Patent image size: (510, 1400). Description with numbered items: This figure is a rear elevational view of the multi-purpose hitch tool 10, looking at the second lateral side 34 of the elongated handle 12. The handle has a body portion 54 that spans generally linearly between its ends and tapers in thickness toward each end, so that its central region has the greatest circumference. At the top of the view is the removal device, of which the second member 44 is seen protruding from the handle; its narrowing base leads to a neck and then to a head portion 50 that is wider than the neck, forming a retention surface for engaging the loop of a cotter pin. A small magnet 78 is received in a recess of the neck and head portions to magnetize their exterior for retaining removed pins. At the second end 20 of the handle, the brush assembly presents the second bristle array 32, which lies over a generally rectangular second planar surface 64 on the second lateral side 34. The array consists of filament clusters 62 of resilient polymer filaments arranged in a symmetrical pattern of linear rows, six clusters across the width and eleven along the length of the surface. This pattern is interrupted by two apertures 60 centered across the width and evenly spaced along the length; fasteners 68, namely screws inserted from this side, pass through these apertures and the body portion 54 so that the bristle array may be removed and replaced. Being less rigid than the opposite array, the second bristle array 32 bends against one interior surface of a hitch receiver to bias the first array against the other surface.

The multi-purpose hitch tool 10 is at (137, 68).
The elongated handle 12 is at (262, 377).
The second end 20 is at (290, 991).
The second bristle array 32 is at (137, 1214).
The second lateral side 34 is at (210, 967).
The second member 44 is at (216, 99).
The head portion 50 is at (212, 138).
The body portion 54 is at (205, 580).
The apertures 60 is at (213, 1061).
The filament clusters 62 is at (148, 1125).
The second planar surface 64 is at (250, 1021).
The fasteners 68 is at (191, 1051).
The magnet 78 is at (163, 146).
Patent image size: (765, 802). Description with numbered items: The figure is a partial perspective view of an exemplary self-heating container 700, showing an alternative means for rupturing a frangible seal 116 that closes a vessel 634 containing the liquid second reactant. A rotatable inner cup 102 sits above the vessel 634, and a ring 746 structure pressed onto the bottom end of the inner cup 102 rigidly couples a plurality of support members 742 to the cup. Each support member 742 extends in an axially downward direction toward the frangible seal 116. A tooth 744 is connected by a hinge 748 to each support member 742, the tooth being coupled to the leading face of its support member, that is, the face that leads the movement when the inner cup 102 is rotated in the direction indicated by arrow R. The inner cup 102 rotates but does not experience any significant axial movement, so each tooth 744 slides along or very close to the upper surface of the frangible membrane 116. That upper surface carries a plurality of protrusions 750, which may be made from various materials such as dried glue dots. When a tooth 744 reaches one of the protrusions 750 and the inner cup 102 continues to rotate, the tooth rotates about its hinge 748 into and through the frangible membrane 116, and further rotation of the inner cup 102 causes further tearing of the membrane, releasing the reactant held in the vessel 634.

WHAT NEEDS TO BE DONE :: Rewrite the listing from its start through the line containing "The magnet 78 is at (163, 146).", changing "bias" to "press" and leaving everything else as it is.

SOLUTION TO THIS TASK ::
Patent image size: (510, 1400). Description with numbered items: This figure is a rear elevational view of the multi-purpose hitch tool 10, looking at the second lateral side 34 of the elongated handle 12. The handle has a body portion 54 that spans generally linearly between its ends and tapers in thickness toward each end, so that its central region has the greatest circumference. At the top of the view is the removal device, of which the second member 44 is seen protruding from the handle; its narrowing base leads to a neck and then to a head portion 50 that is wider than the neck, forming a retention surface for engaging the loop of a cotter pin. A small magnet 78 is received in a recess of the neck and head portions to magnetize their exterior for retaining removed pins. At the second end 20 of the handle, the brush assembly presents the second bristle array 32, which lies over a generally rectangular second planar surface 64 on the second lateral side 34. The array consists of filament clusters 62 of resilient polymer filaments arranged in a symmetrical pattern of linear rows, six clusters across the width and eleven along the length of the surface. This pattern is interrupted by two apertures 60 centered across the width and evenly spaced along the length; fasteners 68, namely screws inserted from this side, pass through these apertures and the body portion 54 so that the bristle array may be removed and replaced. Being less rigid than the opposite array, the second bristle array 32 bends against one interior surface of a hitch receiver to press the first array against the other surface.

The multi-purpose hitch tool 10 is at (137, 68).
The elongated handle 12 is at (262, 377).
The second end 20 is at (290, 991).
The second bristle array 32 is at (137, 1214).
The second lateral side 34 is at (210, 967).
The second member 44 is at (216, 99).
The head portion 50 is at (212, 138).
The body portion 54 is at (205, 580).
The apertures 60 is at (213, 1061).
The filament clusters 62 is at (148, 1125).
The second planar surface 64 is at (250, 1021).
The fasteners 68 is at (191, 1051).
The magnet 78 is at (163, 146).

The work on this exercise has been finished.